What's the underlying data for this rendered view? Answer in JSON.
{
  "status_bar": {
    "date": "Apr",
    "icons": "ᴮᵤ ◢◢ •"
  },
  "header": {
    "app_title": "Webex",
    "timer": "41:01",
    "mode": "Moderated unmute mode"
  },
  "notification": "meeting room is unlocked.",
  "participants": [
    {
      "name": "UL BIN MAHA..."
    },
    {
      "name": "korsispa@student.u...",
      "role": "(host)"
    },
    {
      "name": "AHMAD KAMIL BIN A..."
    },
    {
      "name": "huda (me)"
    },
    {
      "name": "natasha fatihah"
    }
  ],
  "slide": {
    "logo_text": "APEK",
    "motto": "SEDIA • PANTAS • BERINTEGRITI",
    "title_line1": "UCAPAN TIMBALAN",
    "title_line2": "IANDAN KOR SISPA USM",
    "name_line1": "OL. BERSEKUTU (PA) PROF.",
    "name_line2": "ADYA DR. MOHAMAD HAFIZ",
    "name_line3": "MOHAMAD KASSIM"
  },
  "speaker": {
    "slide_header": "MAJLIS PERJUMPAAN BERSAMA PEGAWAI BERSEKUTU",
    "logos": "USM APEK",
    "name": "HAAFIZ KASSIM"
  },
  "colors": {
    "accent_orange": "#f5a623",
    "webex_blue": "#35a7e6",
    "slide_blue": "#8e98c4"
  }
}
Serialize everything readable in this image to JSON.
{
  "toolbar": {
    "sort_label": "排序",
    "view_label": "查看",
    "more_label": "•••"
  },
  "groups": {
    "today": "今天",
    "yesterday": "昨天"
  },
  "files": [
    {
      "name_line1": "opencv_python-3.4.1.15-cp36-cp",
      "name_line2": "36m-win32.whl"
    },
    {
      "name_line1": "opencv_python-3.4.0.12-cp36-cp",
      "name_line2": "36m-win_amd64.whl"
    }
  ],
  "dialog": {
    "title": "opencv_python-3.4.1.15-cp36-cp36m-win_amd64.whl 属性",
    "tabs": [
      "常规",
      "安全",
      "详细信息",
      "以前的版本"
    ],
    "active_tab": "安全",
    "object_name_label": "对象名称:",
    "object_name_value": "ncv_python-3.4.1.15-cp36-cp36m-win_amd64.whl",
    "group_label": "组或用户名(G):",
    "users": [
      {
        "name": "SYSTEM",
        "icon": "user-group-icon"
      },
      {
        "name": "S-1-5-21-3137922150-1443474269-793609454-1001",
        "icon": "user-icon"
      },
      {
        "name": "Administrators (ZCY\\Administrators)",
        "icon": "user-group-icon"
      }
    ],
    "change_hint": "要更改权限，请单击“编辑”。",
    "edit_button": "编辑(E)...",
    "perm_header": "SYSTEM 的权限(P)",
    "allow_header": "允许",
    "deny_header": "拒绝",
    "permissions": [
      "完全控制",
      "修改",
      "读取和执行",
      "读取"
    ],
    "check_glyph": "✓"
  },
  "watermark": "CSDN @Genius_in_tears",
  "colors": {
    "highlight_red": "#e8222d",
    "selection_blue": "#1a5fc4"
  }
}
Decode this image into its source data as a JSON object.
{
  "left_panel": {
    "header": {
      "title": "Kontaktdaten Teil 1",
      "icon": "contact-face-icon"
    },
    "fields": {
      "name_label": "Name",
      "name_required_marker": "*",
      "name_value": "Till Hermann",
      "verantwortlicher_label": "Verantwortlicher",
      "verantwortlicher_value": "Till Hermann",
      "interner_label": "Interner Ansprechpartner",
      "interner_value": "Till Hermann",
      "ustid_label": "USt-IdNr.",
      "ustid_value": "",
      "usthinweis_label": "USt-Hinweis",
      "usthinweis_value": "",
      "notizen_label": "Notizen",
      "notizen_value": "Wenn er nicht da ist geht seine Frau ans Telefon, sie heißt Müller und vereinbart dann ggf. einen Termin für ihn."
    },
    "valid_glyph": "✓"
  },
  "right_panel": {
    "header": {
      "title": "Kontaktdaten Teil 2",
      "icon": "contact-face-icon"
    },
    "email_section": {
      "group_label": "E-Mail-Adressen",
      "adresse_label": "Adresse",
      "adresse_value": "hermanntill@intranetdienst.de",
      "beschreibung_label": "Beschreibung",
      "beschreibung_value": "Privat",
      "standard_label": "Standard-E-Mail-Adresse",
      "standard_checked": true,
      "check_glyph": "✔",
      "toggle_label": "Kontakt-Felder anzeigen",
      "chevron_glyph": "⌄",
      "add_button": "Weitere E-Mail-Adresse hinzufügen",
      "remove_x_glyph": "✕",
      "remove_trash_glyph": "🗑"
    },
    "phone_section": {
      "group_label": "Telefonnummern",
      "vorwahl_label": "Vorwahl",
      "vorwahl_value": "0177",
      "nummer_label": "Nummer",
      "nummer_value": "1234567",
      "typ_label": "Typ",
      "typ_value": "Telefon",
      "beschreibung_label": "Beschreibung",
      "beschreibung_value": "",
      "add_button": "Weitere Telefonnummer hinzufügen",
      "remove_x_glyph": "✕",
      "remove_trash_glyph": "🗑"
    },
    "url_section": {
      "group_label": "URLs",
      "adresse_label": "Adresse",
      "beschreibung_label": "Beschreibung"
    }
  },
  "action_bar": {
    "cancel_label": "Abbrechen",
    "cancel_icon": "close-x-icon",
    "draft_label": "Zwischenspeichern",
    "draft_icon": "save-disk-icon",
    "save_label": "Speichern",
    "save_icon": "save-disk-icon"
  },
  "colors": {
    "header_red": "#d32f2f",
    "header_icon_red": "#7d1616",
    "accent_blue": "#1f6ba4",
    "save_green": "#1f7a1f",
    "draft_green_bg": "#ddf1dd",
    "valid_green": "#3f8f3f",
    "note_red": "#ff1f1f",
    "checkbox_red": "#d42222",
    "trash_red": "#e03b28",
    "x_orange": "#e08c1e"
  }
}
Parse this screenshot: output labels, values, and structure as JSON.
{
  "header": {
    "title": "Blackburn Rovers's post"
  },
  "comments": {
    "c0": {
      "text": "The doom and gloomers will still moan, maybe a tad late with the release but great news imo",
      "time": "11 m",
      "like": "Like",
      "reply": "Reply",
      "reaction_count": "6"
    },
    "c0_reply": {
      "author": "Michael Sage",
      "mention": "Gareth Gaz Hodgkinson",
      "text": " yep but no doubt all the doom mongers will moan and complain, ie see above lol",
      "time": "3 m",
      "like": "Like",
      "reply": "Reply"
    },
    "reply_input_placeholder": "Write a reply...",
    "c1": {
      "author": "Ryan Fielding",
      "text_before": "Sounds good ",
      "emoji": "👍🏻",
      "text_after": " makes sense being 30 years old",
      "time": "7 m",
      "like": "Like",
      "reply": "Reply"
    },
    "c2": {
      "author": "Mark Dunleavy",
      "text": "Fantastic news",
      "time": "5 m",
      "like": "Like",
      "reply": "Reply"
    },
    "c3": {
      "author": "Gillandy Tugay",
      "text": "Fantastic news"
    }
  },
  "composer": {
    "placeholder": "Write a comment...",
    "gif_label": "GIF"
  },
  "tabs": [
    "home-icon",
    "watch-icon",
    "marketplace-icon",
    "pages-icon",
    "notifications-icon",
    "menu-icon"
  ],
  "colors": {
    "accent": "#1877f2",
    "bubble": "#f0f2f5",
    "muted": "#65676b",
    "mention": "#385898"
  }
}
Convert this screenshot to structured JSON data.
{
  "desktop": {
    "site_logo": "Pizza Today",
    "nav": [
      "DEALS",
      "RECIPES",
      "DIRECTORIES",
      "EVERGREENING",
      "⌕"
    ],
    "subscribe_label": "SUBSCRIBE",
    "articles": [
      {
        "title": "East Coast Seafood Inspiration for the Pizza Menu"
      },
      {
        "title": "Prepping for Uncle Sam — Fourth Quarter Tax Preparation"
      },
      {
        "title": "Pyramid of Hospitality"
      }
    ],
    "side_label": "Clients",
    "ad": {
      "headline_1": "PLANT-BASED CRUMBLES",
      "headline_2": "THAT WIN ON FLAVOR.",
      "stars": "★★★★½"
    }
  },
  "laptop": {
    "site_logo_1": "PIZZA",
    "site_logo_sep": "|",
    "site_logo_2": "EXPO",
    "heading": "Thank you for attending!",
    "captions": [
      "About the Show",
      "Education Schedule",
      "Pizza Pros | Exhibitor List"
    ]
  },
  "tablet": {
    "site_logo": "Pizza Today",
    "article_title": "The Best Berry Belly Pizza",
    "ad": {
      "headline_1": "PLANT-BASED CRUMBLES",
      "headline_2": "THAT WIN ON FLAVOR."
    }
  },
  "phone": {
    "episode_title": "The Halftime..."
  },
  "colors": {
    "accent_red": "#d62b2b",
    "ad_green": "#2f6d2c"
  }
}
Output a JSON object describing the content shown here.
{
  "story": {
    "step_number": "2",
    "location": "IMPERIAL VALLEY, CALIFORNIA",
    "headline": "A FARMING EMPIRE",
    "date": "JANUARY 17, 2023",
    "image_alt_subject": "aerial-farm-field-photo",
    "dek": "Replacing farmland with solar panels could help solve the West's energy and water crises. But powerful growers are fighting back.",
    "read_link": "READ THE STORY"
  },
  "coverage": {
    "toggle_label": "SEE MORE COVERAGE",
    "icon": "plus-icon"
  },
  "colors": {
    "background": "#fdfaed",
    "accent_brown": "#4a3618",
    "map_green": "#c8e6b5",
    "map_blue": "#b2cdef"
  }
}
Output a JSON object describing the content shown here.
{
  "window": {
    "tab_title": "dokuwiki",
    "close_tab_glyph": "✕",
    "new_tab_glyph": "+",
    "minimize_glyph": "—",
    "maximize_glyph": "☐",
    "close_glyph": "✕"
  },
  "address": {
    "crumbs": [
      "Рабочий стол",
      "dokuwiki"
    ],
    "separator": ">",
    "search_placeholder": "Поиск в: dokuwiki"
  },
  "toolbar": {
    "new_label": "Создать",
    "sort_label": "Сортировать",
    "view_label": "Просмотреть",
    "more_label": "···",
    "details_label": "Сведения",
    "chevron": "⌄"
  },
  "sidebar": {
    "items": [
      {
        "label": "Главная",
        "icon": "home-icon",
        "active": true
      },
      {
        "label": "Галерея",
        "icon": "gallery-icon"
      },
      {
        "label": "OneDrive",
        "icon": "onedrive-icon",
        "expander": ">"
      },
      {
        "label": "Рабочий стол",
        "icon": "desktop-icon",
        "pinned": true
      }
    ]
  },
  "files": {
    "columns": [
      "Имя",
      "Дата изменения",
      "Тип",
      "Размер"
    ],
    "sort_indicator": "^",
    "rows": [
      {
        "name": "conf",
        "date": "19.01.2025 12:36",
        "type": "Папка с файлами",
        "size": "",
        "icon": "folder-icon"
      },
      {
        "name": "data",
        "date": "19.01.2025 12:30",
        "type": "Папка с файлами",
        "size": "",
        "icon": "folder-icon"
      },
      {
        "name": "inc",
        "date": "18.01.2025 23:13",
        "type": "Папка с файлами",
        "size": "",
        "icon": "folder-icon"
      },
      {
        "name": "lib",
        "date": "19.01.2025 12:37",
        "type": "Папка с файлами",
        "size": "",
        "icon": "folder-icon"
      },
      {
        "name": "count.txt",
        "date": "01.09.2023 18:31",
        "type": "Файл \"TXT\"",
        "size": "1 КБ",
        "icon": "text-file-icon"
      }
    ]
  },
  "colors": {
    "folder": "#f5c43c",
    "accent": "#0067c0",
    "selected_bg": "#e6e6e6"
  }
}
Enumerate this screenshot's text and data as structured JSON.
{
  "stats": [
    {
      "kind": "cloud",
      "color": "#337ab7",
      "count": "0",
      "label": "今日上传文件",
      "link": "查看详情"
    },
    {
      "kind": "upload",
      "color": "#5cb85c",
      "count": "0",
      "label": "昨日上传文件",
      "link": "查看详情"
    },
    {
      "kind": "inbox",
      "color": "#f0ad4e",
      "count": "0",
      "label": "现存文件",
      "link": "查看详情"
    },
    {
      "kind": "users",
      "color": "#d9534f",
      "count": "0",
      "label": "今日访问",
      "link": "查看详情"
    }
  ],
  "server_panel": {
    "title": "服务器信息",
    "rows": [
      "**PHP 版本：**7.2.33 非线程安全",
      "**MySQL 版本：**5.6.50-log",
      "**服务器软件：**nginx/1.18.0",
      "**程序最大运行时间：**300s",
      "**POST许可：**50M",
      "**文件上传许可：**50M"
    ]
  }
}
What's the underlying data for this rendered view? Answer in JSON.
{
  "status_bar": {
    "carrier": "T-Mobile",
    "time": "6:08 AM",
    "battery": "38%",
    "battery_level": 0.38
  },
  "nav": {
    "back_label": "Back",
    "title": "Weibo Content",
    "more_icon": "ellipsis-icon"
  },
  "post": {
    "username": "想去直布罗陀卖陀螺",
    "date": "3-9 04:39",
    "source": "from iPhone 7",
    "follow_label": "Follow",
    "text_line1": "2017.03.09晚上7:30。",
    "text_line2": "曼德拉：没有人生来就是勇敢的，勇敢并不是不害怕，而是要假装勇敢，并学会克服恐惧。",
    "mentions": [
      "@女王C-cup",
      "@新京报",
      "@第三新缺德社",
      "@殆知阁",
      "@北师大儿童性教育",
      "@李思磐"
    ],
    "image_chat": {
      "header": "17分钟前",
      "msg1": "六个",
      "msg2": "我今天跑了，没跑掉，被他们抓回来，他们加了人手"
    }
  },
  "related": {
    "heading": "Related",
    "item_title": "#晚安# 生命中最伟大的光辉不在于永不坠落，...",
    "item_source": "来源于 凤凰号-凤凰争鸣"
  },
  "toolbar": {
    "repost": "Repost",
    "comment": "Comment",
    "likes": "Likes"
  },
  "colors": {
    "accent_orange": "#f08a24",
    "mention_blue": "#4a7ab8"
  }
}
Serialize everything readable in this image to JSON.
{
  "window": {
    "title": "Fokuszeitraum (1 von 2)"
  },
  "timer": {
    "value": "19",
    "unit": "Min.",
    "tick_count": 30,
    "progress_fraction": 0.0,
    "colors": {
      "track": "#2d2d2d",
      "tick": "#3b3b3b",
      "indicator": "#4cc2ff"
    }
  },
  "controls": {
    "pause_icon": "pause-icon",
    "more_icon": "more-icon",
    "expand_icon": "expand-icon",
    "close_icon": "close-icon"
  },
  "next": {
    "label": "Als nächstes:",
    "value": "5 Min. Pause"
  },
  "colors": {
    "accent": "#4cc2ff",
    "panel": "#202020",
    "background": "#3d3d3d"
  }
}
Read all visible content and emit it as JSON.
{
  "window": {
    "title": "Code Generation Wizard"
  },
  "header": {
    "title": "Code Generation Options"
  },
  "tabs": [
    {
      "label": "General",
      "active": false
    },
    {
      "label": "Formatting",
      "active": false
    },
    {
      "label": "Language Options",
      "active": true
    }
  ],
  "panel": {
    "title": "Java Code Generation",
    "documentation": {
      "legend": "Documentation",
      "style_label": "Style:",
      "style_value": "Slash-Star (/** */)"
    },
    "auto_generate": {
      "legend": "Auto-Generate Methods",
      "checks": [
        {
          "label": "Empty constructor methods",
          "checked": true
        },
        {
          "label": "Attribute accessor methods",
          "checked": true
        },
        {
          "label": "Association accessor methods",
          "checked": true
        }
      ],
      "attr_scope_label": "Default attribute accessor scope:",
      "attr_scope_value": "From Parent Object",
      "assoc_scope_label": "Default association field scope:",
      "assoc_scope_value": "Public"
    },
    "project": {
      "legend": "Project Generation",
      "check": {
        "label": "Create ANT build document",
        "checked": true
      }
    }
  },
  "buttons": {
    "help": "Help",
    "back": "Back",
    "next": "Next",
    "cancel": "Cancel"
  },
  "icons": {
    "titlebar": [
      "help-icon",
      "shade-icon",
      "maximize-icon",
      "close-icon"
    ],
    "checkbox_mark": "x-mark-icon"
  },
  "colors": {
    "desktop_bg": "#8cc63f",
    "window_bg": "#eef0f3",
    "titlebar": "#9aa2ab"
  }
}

--------------------------------

» **Requirement**:
Reply with one number only: the count of lines in the entries that contain "kind".

» **Right answer**:
4